• Task to carry out: Print the whole listing exactly.

>> start Input data

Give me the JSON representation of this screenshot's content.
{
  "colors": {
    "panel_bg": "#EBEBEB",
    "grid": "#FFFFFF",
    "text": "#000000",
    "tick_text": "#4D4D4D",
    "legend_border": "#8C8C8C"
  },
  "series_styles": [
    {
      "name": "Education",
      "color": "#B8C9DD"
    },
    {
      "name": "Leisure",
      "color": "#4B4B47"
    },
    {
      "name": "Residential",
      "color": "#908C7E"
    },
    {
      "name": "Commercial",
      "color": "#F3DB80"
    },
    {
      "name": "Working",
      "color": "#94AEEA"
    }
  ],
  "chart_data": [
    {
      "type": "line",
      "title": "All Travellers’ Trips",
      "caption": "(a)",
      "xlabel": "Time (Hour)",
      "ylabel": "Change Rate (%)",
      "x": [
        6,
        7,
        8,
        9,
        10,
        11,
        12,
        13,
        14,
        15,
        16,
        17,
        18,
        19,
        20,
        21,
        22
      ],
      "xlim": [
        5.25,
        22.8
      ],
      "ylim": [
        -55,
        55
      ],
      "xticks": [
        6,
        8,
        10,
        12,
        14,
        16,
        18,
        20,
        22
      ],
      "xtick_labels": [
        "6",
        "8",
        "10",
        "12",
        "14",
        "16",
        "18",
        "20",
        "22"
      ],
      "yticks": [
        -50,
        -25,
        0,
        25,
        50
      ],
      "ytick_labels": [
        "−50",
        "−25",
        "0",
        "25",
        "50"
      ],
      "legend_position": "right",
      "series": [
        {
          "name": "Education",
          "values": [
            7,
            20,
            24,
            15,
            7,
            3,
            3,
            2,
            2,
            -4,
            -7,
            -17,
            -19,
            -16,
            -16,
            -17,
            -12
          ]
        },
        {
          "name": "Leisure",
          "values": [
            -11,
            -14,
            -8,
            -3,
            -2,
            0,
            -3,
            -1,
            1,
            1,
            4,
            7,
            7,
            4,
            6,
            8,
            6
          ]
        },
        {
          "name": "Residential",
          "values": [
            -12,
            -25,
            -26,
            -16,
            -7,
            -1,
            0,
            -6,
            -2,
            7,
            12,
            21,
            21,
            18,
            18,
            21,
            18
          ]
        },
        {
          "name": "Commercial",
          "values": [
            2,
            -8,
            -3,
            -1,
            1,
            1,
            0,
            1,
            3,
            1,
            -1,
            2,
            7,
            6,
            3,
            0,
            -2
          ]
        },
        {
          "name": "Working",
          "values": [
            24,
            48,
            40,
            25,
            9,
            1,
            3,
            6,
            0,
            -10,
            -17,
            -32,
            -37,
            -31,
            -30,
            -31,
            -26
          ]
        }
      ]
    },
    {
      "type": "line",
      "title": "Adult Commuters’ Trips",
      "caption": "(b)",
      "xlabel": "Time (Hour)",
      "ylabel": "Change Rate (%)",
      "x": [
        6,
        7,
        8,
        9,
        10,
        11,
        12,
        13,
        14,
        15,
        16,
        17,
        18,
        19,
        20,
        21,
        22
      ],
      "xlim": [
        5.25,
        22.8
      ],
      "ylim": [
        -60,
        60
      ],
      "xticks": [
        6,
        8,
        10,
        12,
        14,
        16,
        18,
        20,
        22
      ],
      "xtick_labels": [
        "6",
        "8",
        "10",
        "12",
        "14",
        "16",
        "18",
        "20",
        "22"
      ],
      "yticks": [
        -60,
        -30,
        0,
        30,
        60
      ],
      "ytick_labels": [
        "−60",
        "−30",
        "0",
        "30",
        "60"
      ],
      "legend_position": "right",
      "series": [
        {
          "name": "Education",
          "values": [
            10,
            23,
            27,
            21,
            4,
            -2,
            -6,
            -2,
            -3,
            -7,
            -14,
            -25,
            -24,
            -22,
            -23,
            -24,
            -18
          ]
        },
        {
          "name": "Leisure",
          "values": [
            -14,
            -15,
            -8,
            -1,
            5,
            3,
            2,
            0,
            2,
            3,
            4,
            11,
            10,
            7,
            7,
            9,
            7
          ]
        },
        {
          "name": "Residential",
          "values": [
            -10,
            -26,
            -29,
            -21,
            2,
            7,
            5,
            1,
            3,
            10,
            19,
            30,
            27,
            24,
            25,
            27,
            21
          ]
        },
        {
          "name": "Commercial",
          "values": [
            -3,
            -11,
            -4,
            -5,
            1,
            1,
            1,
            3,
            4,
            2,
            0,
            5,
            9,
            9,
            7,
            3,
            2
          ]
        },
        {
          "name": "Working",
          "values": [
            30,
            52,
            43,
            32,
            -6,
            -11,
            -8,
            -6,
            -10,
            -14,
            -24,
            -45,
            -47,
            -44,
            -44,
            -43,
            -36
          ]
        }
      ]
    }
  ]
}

>> end Input data

• Solution:
Give me the JSON representation of this screenshot's content.
{
  "colors": {
    "panel_bg": "#EBEBEB",
    "grid": "#FFFFFF",
    "text": "#000000",
    "tick_text": "#4D4D4D",
    "legend_border": "#8C8C8C"
  },
  "series_styles": [
    {
      "name": "Education",
      "color": "#B8C9DD"
    },
    {
      "name": "Leisure",
      "color": "#4B4B47"
    },
    {
      "name": "Residential",
      "color": "#908C7E"
    },
    {
      "name": "Commercial",
      "color": "#F3DB80"
    },
    {
      "name": "Working",
      "color": "#94AEEA"
    }
  ],
  "chart_data": [
    {
      "type": "line",
      "title": "All Travellers’ Trips",
      "caption": "(a)",
      "xlabel": "Time (Hour)",
      "ylabel": "Change Rate (%)",
      "x": [
        6,
        7,
        8,
        9,
        10,
        11,
        12,
        13,
        14,
        15,
        16,
        17,
        18,
        19,
        20,
        21,
        22
      ],
      "xlim": [
        5.25,
        22.8
      ],
      "ylim": [
        -55,
        55
      ],
      "xticks": [
        6,
        8,
        10,
        12,
        14,
        16,
        18,
        20,
        22
      ],
      "xtick_labels": [
        "6",
        "8",
        "10",
        "12",
        "14",
        "16",
        "18",
        "20",
        "22"
      ],
      "yticks": [
        -50,
        -25,
        0,
        25,
        50
      ],
      "ytick_labels": [
        "−50",
        "−25",
        "0",
        "25",
        "50"
      ],
      "legend_position": "right",
      "series": [
        {
          "name": "Education",
          "values": [
            7,
            20,
            24,
            15,
            7,
            3,
            3,
            2,
            2,
            -4,
            -7,
            -17,
            -19,
            -16,
            -16,
            -17,
            -12
          ]
        },
        {
          "name": "Leisure",
          "values": [
            -11,
            -14,
            -8,
            -3,
            -2,
            0,
            -3,
            -1,
            1,
            1,
            4,
            7,
            7,
            4,
            6,
            8,
            6
          ]
        },
        {
          "name": "Residential",
          "values": [
            -12,
            -25,
            -26,
            -16,
            -7,
            -1,
            0,
            -6,
            -2,
            7,
            12,
            21,
            21,
            18,
            18,
            21,
            18
          ]
        },
        {
          "name": "Commercial",
          "values": [
            2,
            -8,
            -3,
            -1,
            1,
            1,
            0,
            1,
            3,
            1,
            -1,
            2,
            7,
            6,
            3,
            0,
            -2
          ]
        },
        {
          "name": "Working",
          "values": [
            24,
            48,
            40,
            25,
            9,
            1,
            3,
            6,
            0,
            -10,
            -17,
            -32,
            -37,
            -31,
            -30,
            -31,
            -26
          ]
        }
      ]
    },
    {
      "type": "line",
      "title": "Adult Commuters’ Trips",
      "caption": "(b)",
      "xlabel": "Time (Hour)",
      "ylabel": "Change Rate (%)",
      "x": [
        6,
        7,
        8,
        9,
        10,
        11,
        12,
        13,
        14,
        15,
        16,
        17,
        18,
        19,
        20,
        21,
        22
      ],
      "xlim": [
        5.25,
        22.8
      ],
      "ylim": [
        -60,
        60
      ],
      "xticks": [
        6,
        8,
        10,
        12,
        14,
        16,
        18,
        20,
        22
      ],
      "xtick_labels": [
        "6",
        "8",
        "10",
        "12",
        "14",
        "16",
        "18",
        "20",
        "22"
      ],
      "yticks": [
        -60,
        -30,
        0,
        30,
        60
      ],
      "ytick_labels": [
        "−60",
        "−30",
        "0",
        "30",
        "60"
      ],
      "legend_position": "right",
      "series": [
        {
          "name": "Education",
          "values": [
            10,
            23,
            27,
            21,
            4,
            -2,
            -6,
            -2,
            -3,
            -7,
            -14,
            -25,
            -24,
            -22,
            -23,
            -24,
            -18
          ]
        },
        {
          "name": "Leisure",
          "values": [
            -14,
            -15,
            -8,
            -1,
            5,
            3,
            2,
            0,
            2,
            3,
            4,
            11,
            10,
            7,
            7,
            9,
            7
          ]
        },
        {
          "name": "Residential",
          "values": [
            -10,
            -26,
            -29,
            -21,
            2,
            7,
            5,
            1,
            3,
            10,
            19,
            30,
            27,
            24,
            25,
            27,
            21
          ]
        },
        {
          "name": "Commercial",
          "values": [
            -3,
            -11,
            -4,
            -5,
            1,
            1,
            1,
            3,
            4,
            2,
            0,
            5,
            9,
            9,
            7,
            3,
            2
          ]
        },
        {
          "name": "Working",
          "values": [
            30,
            52,
            43,
            32,
            -6,
            -11,
            -8,
            -6,
            -10,
            -14,
            -24,
            -45,
            -47,
            -44,
            -44,
            -43,
            -36
          ]
        }
      ]
    }
  ]
}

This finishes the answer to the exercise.